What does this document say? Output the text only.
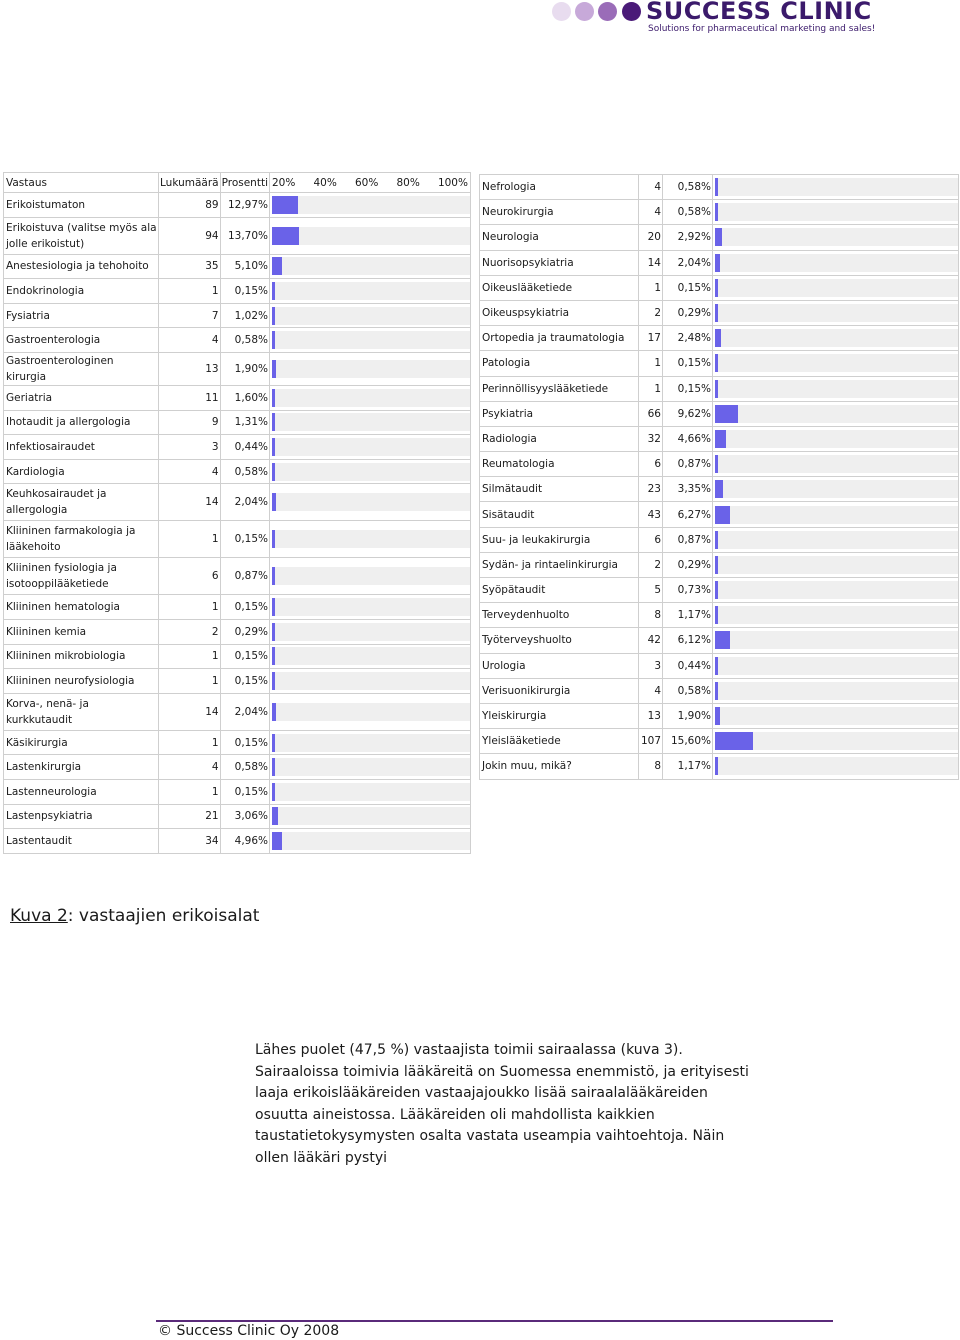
SUCCESS CLINIC
Solutions for pharmaceutical marketing and sales!
Vastaus	Lukumäärä	Prosentti	20% 40% 60% 80% 100%

Erikoistumaton	89	12,97%	

Erikoistuva (valitse myös ala jolle erikoistut)	94	13,70%	

Anestesiologia ja tehohoito	35	5,10%	

Endokrinologia	1	0,15%	

Fysiatria	7	1,02%	

Gastroenterologia	4	0,58%	

Gastroenterologinen kirurgia	13	1,90%	

Geriatria	11	1,60%	

Ihotaudit ja allergologia	9	1,31%	

Infektiosairaudet	3	0,44%	

Kardiologia	4	0,58%	

Keuhkosairaudet ja allergologia	14	2,04%	

Kliininen farmakologia ja lääkehoito	1	0,15%	

Kliininen fysiologia ja isotooppilääketiede	6	0,87%	

Kliininen hematologia	1	0,15%	

Kliininen kemia	2	0,29%	

Kliininen mikrobiologia	1	0,15%	

Kliininen neurofysiologia	1	0,15%	

Korva-, nenä- ja kurkkutaudit	14	2,04%	

Käsikirurgia	1	0,15%	

Lastenkirurgia	4	0,58%	

Lastenneurologia	1	0,15%	

Lastenpsykiatria	21	3,06%	

Lastentaudit	34	4,96%	
Nefrologia	4	0,58%	

Neurokirurgia	4	0,58%	

Neurologia	20	2,92%	

Nuorisopsykiatria	14	2,04%	

Oikeuslääketiede	1	0,15%	

Oikeuspsykiatria	2	0,29%	

Ortopedia ja traumatologia	17	2,48%	

Patologia	1	0,15%	

Perinnöllisyyslääketiede	1	0,15%	

Psykiatria	66	9,62%	

Radiologia	32	4,66%	

Reumatologia	6	0,87%	

Silmätaudit	23	3,35%	

Sisätaudit	43	6,27%	

Suu- ja leukakirurgia	6	0,87%	

Sydän- ja rintaelinkirurgia	2	0,29%	

Syöpätaudit	5	0,73%	

Terveydenhuolto	8	1,17%	

Työterveyshuolto	42	6,12%	

Urologia	3	0,44%	

Verisuonikirurgia	4	0,58%	

Yleiskirurgia	13	1,90%	

Yleislääketiede	107	15,60%	

Jokin muu, mikä?	8	1,17%	
Kuva 2: vastaajien erikoisalat
Lähes puolet (47,5 %) vastaajista toimii sairaalassa (kuva 3). Sairaaloissa toimivia lääkäreitä on Suomessa enemmistö, ja erityisesti laaja erikoislääkäreiden vastaajajoukko lisää sairaalalääkäreiden osuutta aineistossa. Lääkäreiden oli mahdollista kaikkien taustatietokysymysten osalta vastata useampia vaihtoehtoja. Näin ollen lääkäri pystyi
© Success Clinic Oy 2008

* What is expected:
Repeat each entry above word for word, leaving every picture out.

* Reply:
What does this document say? Output the text only.
SUCCESS CLINIC
Solutions for pharmaceutical marketing and sales!
Vastaus	Lukumäärä	Prosentti	20% 40% 60% 80% 100%

Erikoistumaton	89	12,97%	

Erikoistuva (valitse myös ala jolle erikoistut)	94	13,70%	

Anestesiologia ja tehohoito	35	5,10%	

Endokrinologia	1	0,15%	

Fysiatria	7	1,02%	

Gastroenterologia	4	0,58%	

Gastroenterologinen kirurgia	13	1,90%	

Geriatria	11	1,60%	

Ihotaudit ja allergologia	9	1,31%	

Infektiosairaudet	3	0,44%	

Kardiologia	4	0,58%	

Keuhkosairaudet ja allergologia	14	2,04%	

Kliininen farmakologia ja lääkehoito	1	0,15%	

Kliininen fysiologia ja isotooppilääketiede	6	0,87%	

Kliininen hematologia	1	0,15%	

Kliininen kemia	2	0,29%	

Kliininen mikrobiologia	1	0,15%	

Kliininen neurofysiologia	1	0,15%	

Korva-, nenä- ja kurkkutaudit	14	2,04%	

Käsikirurgia	1	0,15%	

Lastenkirurgia	4	0,58%	

Lastenneurologia	1	0,15%	

Lastenpsykiatria	21	3,06%	

Lastentaudit	34	4,96%	
Nefrologia	4	0,58%	

Neurokirurgia	4	0,58%	

Neurologia	20	2,92%	

Nuorisopsykiatria	14	2,04%	

Oikeuslääketiede	1	0,15%	

Oikeuspsykiatria	2	0,29%	

Ortopedia ja traumatologia	17	2,48%	

Patologia	1	0,15%	

Perinnöllisyyslääketiede	1	0,15%	

Psykiatria	66	9,62%	

Radiologia	32	4,66%	

Reumatologia	6	0,87%	

Silmätaudit	23	3,35%	

Sisätaudit	43	6,27%	

Suu- ja leukakirurgia	6	0,87%	

Sydän- ja rintaelinkirurgia	2	0,29%	

Syöpätaudit	5	0,73%	

Terveydenhuolto	8	1,17%	

Työterveyshuolto	42	6,12%	

Urologia	3	0,44%	

Verisuonikirurgia	4	0,58%	

Yleiskirurgia	13	1,90%	

Yleislääketiede	107	15,60%	

Jokin muu, mikä?	8	1,17%	
Kuva 2: vastaajien erikoisalat
Lähes puolet (47,5 %) vastaajista toimii sairaalassa (kuva 3). Sairaaloissa toimivia lääkäreitä on Suomessa enemmistö, ja erityisesti laaja erikoislääkäreiden vastaajajoukko lisää sairaalalääkäreiden osuutta aineistossa. Lääkäreiden oli mahdollista kaikkien taustatietokysymysten osalta vastata useampia vaihtoehtoja. Näin ollen lääkäri pystyi
© Success Clinic Oy 2008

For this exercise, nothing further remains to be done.